++++ Task input

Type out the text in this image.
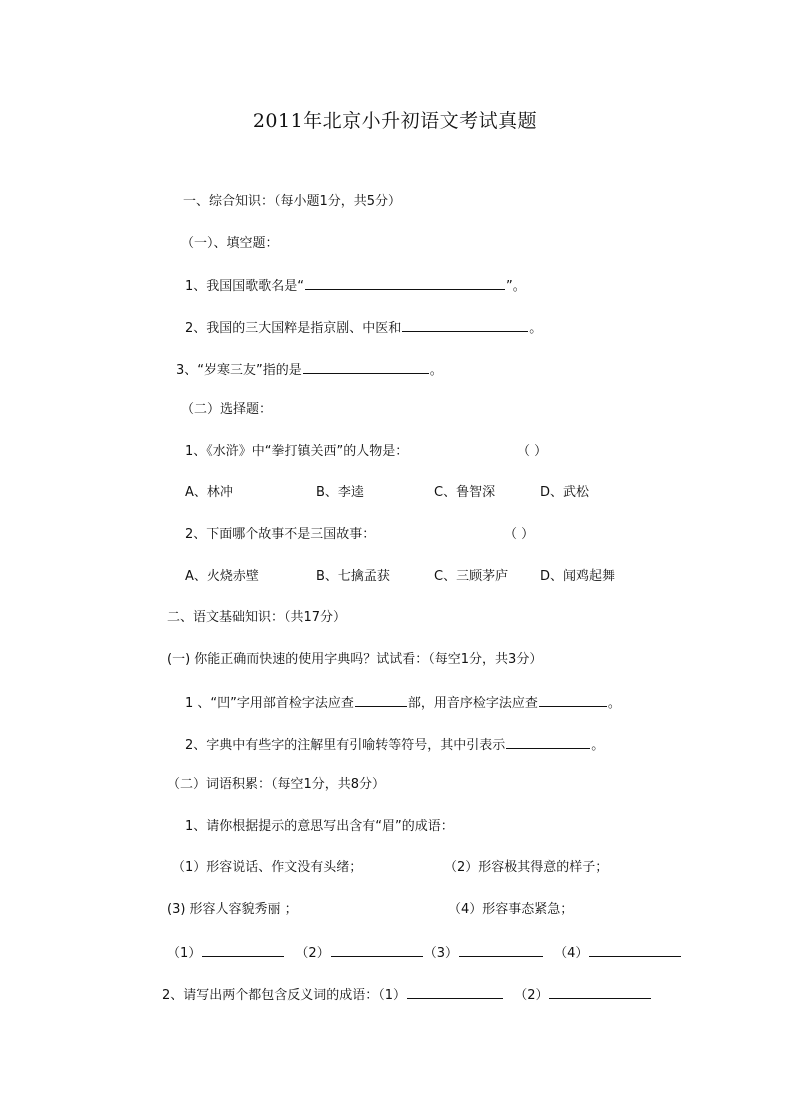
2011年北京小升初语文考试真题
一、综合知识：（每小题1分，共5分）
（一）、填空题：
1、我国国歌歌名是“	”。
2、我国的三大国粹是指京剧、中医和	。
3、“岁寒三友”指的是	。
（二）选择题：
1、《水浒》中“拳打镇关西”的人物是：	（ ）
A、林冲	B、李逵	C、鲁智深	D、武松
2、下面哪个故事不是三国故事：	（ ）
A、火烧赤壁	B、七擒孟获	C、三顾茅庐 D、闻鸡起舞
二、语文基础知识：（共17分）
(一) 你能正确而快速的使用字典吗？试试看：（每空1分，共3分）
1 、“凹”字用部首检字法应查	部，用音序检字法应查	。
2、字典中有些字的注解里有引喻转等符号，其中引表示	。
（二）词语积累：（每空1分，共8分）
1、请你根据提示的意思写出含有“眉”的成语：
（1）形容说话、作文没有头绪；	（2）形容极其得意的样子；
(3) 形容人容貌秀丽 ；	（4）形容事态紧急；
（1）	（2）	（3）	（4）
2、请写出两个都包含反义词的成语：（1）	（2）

++++++++
++++ Task input

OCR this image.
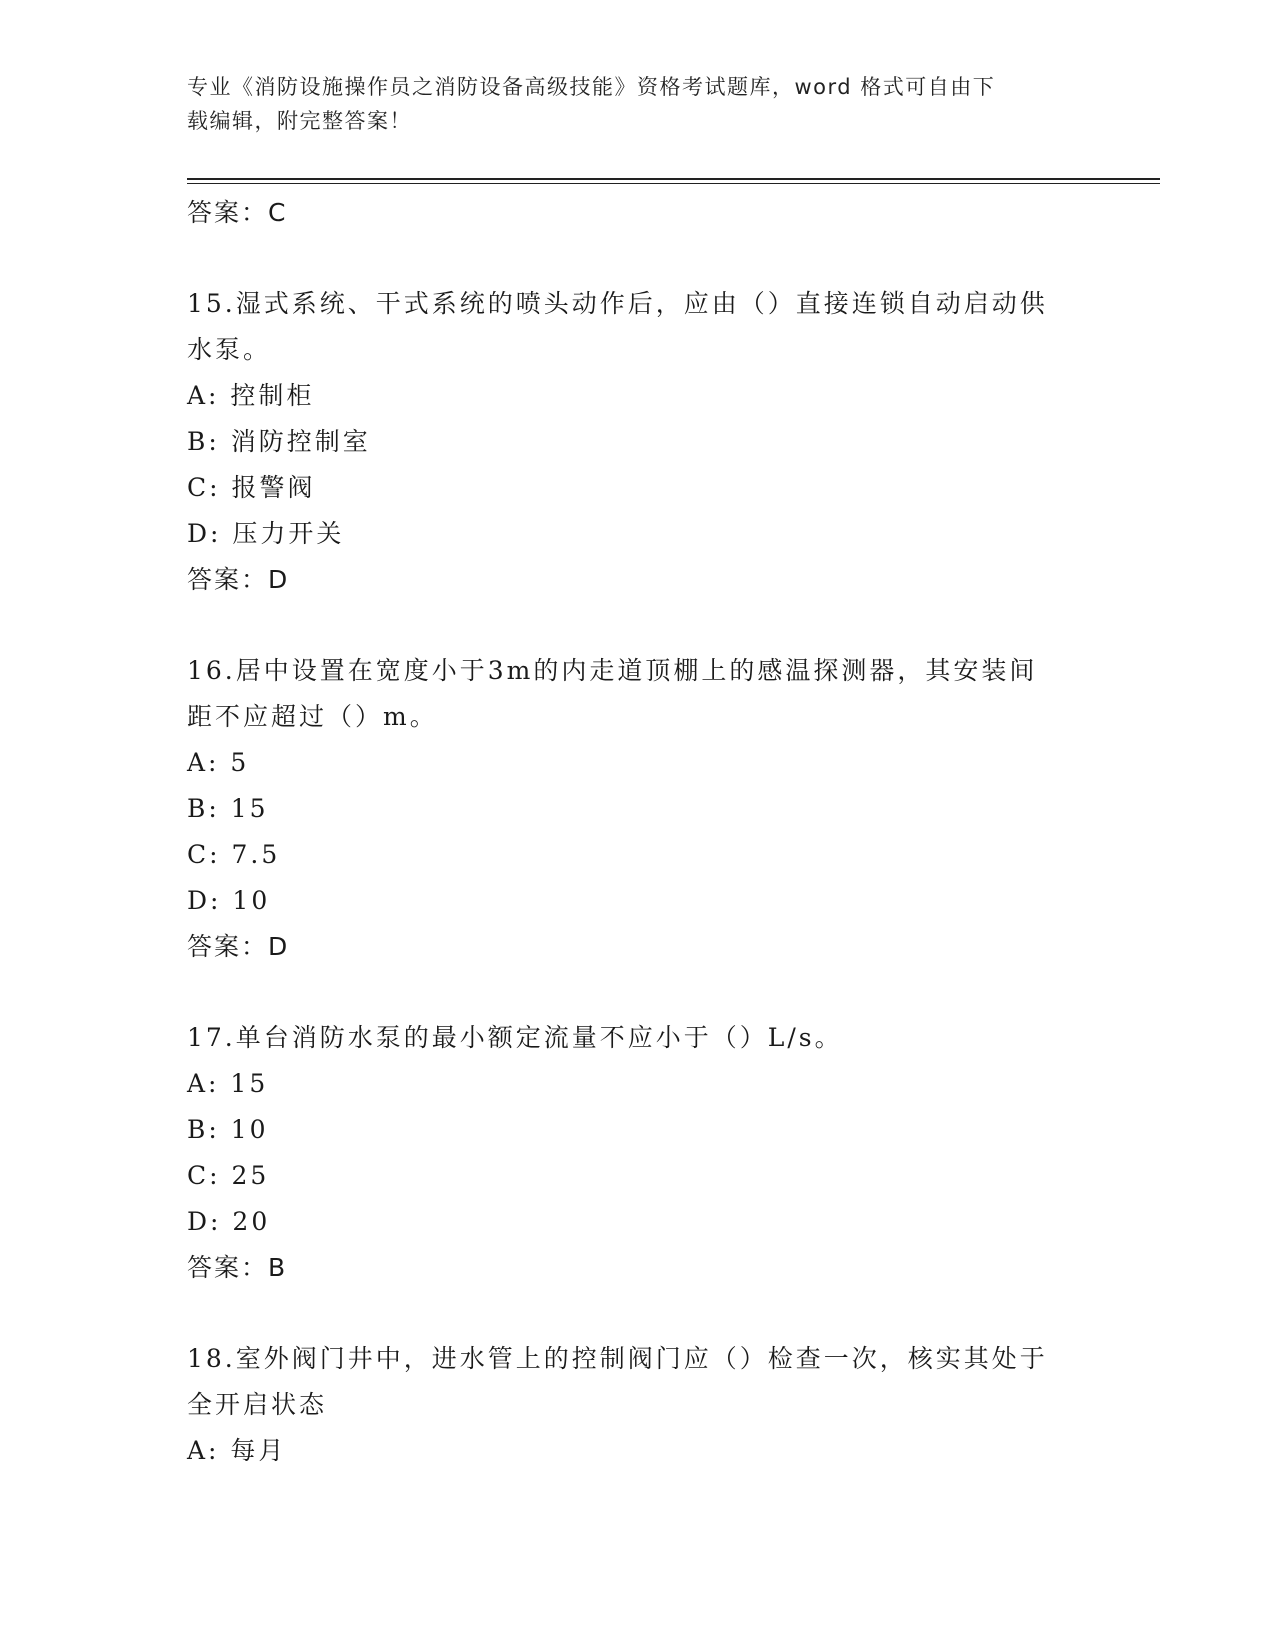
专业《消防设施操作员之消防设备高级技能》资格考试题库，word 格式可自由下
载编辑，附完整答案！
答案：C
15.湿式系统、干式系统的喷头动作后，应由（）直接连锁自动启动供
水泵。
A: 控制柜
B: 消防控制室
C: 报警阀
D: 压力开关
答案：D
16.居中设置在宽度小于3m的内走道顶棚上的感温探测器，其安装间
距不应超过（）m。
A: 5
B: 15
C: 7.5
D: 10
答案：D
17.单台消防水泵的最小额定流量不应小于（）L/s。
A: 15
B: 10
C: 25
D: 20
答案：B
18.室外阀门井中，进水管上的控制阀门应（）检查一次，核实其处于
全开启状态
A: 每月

++++++++
++++ Task input

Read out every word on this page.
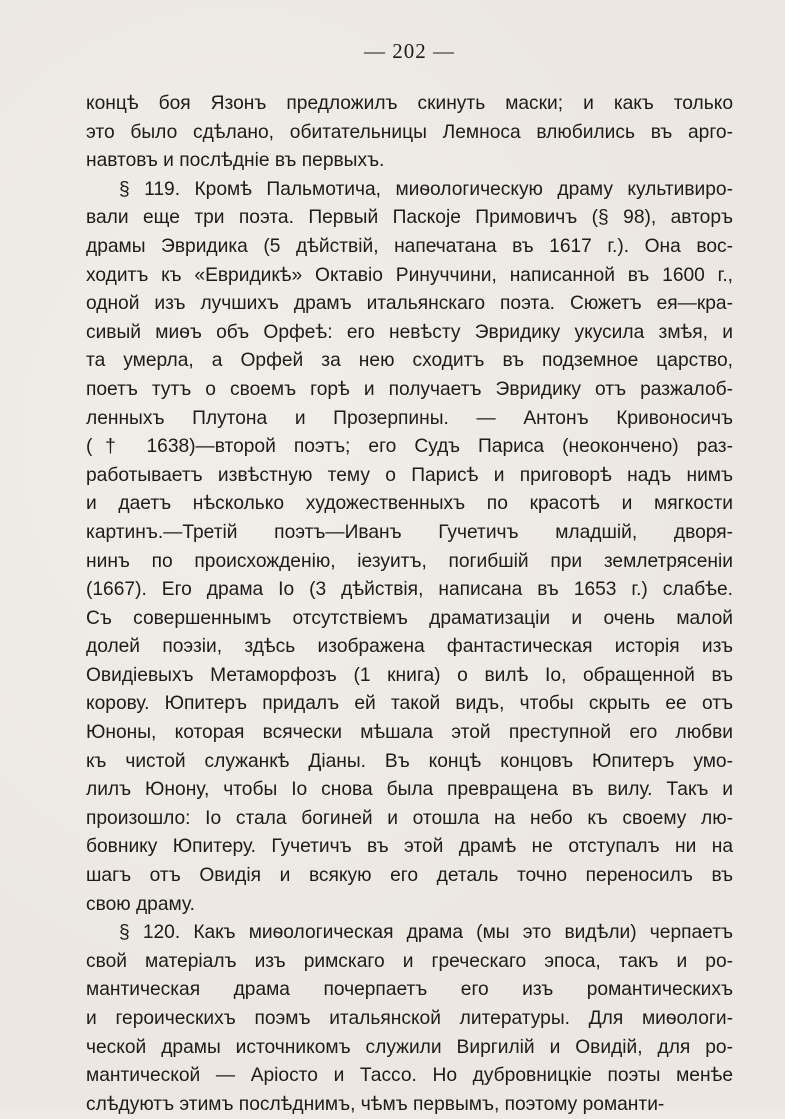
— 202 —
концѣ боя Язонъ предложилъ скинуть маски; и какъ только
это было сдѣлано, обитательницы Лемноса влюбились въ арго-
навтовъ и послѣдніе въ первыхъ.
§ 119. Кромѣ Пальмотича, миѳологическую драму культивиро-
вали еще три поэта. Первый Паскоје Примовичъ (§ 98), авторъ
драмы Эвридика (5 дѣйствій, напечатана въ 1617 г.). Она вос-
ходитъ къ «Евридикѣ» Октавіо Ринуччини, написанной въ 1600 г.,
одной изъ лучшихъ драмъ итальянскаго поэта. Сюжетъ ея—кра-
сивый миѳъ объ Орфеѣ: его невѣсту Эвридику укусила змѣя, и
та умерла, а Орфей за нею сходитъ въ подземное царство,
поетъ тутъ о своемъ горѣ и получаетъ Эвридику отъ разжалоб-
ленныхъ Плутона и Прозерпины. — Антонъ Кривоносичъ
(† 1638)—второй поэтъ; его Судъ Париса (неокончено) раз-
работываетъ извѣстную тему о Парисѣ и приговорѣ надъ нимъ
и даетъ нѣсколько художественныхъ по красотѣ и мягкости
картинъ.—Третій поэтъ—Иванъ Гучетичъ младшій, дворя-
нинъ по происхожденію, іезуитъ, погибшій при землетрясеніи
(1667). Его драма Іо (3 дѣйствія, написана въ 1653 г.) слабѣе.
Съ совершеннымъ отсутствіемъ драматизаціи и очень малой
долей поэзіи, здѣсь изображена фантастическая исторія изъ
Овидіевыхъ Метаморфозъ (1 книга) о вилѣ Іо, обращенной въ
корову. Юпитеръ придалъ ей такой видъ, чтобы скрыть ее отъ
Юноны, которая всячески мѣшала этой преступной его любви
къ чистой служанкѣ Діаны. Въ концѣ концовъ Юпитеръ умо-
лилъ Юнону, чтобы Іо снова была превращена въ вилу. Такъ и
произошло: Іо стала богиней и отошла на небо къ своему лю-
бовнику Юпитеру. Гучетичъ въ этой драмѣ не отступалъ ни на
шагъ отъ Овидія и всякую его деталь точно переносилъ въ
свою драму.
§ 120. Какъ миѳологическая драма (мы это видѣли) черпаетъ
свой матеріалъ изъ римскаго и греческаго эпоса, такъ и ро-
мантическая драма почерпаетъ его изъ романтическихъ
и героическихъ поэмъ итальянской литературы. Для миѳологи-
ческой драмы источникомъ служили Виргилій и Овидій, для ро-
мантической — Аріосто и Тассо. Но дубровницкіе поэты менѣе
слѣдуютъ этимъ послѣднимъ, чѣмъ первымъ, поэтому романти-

++++++++

_Exercise description:_ In the records above, find each line with the word "чтобы" and copy it.

_Result of the task:_
корову. Юпитеръ придалъ ей такой видъ, чтобы скрыть ее отъ
лилъ Юнону, чтобы Іо снова была превращена въ вилу. Такъ и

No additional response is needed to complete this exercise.